__Problem to work on__: Leave the pictures out and transcribe every record exactly.

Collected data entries
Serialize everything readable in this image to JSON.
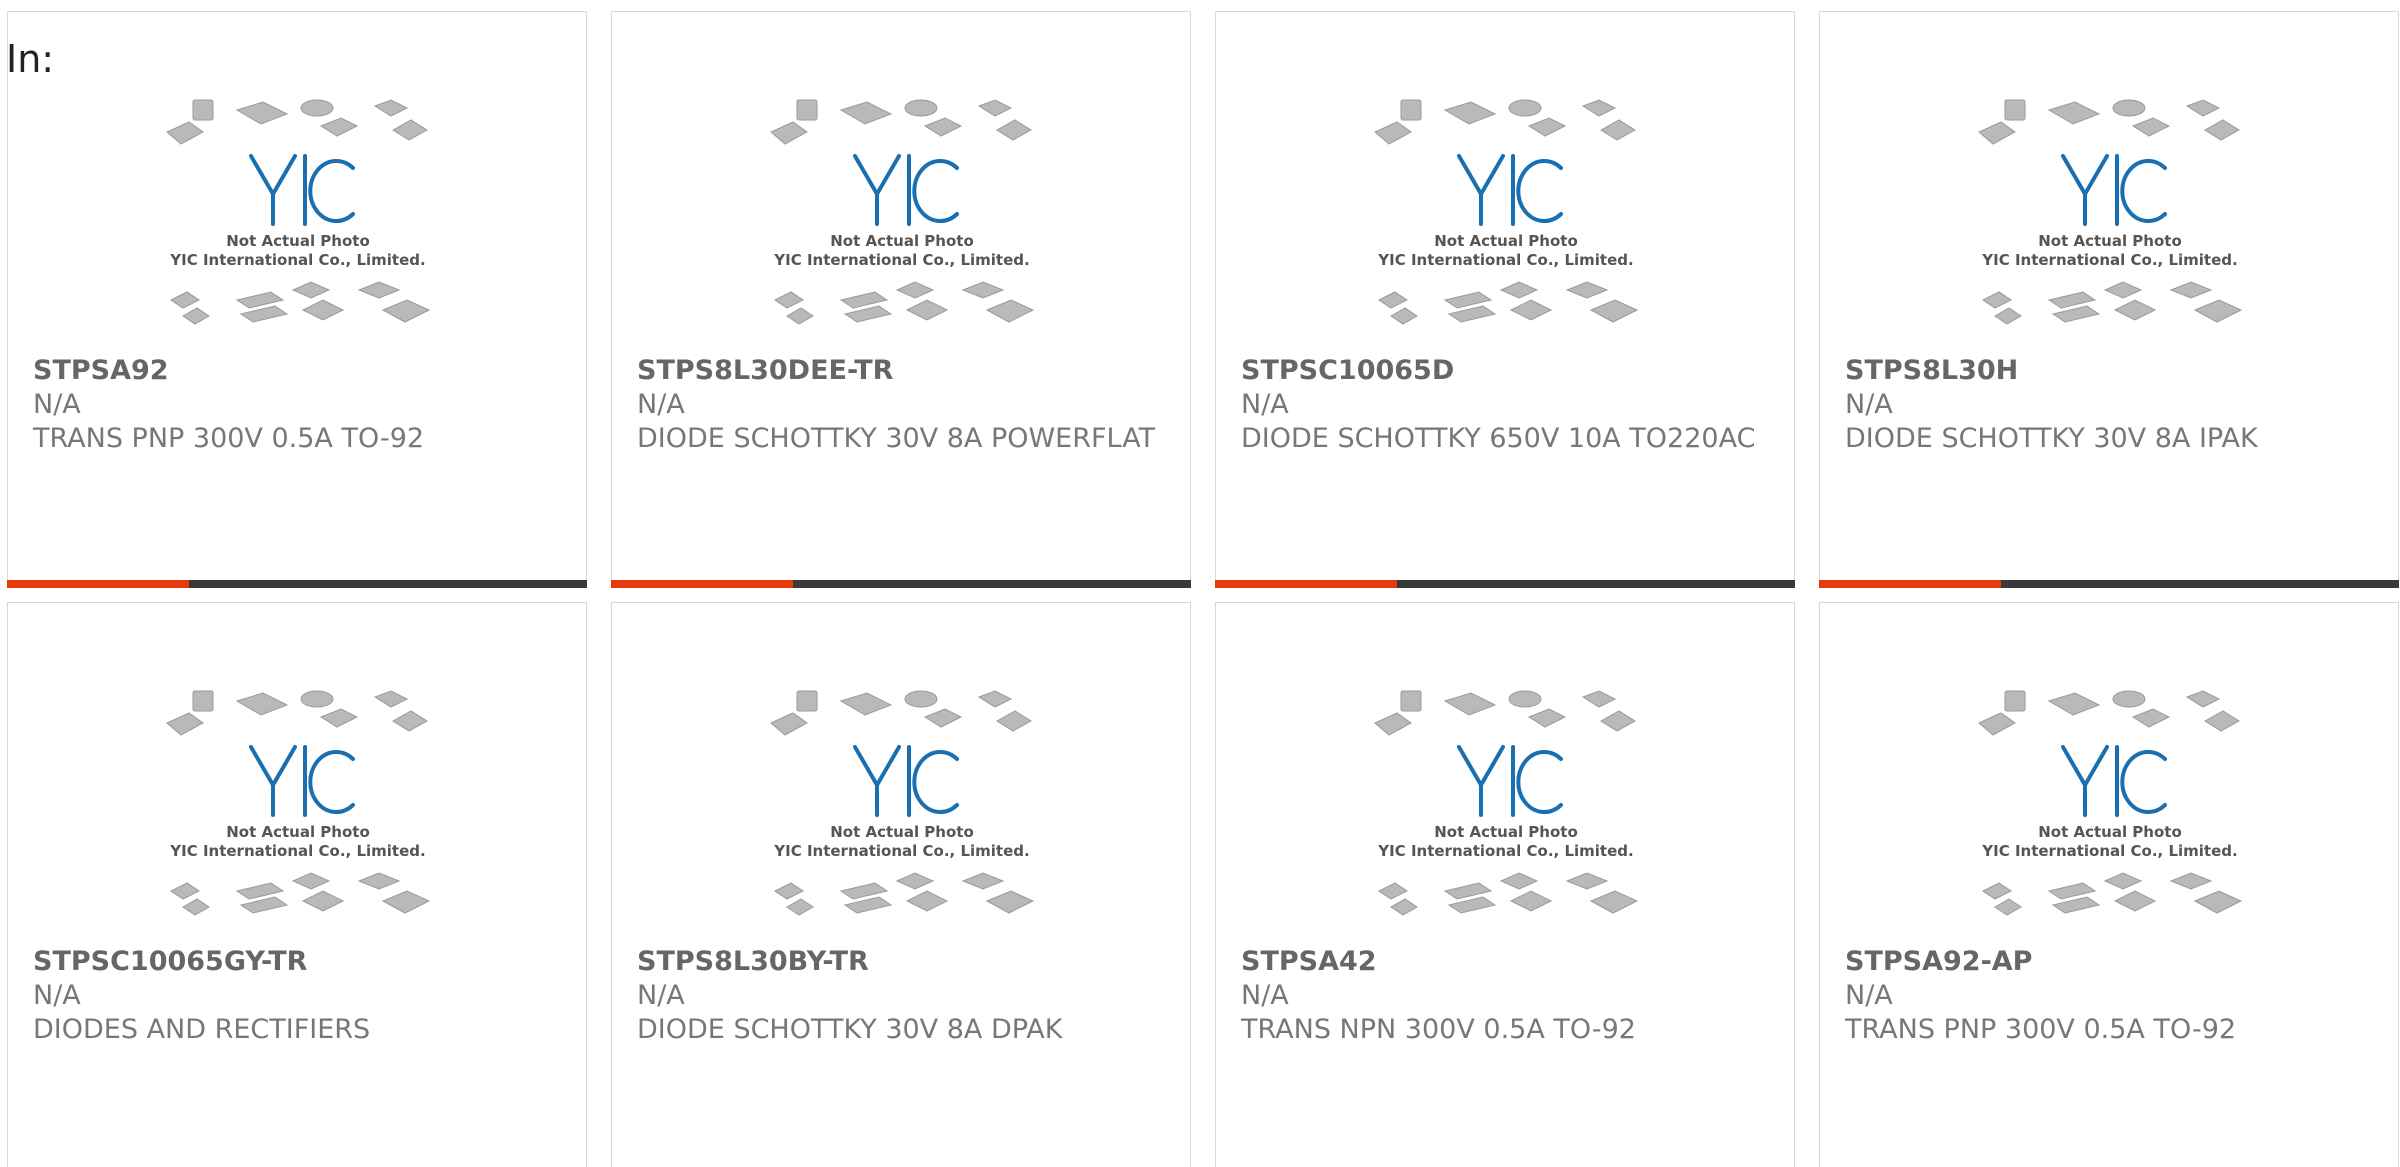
{
  "header": {
    "label": "In:"
  },
  "image_caption": {
    "line1": "Not Actual Photo",
    "line2": "YIC International Co., Limited."
  },
  "image_logo": "YIC",
  "colors": {
    "accent": "#e63a0c",
    "bar": "#3a3a3a",
    "logo": "#1a6fb0",
    "text": "#777777"
  },
  "products": [
    {
      "part": "STPSA92",
      "availability": "N/A",
      "description": "TRANS PNP 300V 0.5A TO-92"
    },
    {
      "part": "STPS8L30DEE-TR",
      "availability": "N/A",
      "description": "DIODE SCHOTTKY 30V 8A POWERFLAT"
    },
    {
      "part": "STPSC10065D",
      "availability": "N/A",
      "description": "DIODE SCHOTTKY 650V 10A TO220AC"
    },
    {
      "part": "STPS8L30H",
      "availability": "N/A",
      "description": "DIODE SCHOTTKY 30V 8A IPAK"
    },
    {
      "part": "STPSC10065GY-TR",
      "availability": "N/A",
      "description": "DIODES AND RECTIFIERS"
    },
    {
      "part": "STPS8L30BY-TR",
      "availability": "N/A",
      "description": "DIODE SCHOTTKY 30V 8A DPAK"
    },
    {
      "part": "STPSA42",
      "availability": "N/A",
      "description": "TRANS NPN 300V 0.5A TO-92"
    },
    {
      "part": "STPSA92-AP",
      "availability": "N/A",
      "description": "TRANS PNP 300V 0.5A TO-92"
    }
  ]
}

__Answer to this exercise__:
Serialize everything readable in this image to JSON.
{
  "header": {
    "label": "In:"
  },
  "image_caption": {
    "line1": "Not Actual Photo",
    "line2": "YIC International Co., Limited."
  },
  "image_logo": "YIC",
  "colors": {
    "accent": "#e63a0c",
    "bar": "#3a3a3a",
    "logo": "#1a6fb0",
    "text": "#777777"
  },
  "products": [
    {
      "part": "STPSA92",
      "availability": "N/A",
      "description": "TRANS PNP 300V 0.5A TO-92"
    },
    {
      "part": "STPS8L30DEE-TR",
      "availability": "N/A",
      "description": "DIODE SCHOTTKY 30V 8A POWERFLAT"
    },
    {
      "part": "STPSC10065D",
      "availability": "N/A",
      "description": "DIODE SCHOTTKY 650V 10A TO220AC"
    },
    {
      "part": "STPS8L30H",
      "availability": "N/A",
      "description": "DIODE SCHOTTKY 30V 8A IPAK"
    },
    {
      "part": "STPSC10065GY-TR",
      "availability": "N/A",
      "description": "DIODES AND RECTIFIERS"
    },
    {
      "part": "STPS8L30BY-TR",
      "availability": "N/A",
      "description": "DIODE SCHOTTKY 30V 8A DPAK"
    },
    {
      "part": "STPSA42",
      "availability": "N/A",
      "description": "TRANS NPN 300V 0.5A TO-92"
    },
    {
      "part": "STPSA92-AP",
      "availability": "N/A",
      "description": "TRANS PNP 300V 0.5A TO-92"
    }
  ]
}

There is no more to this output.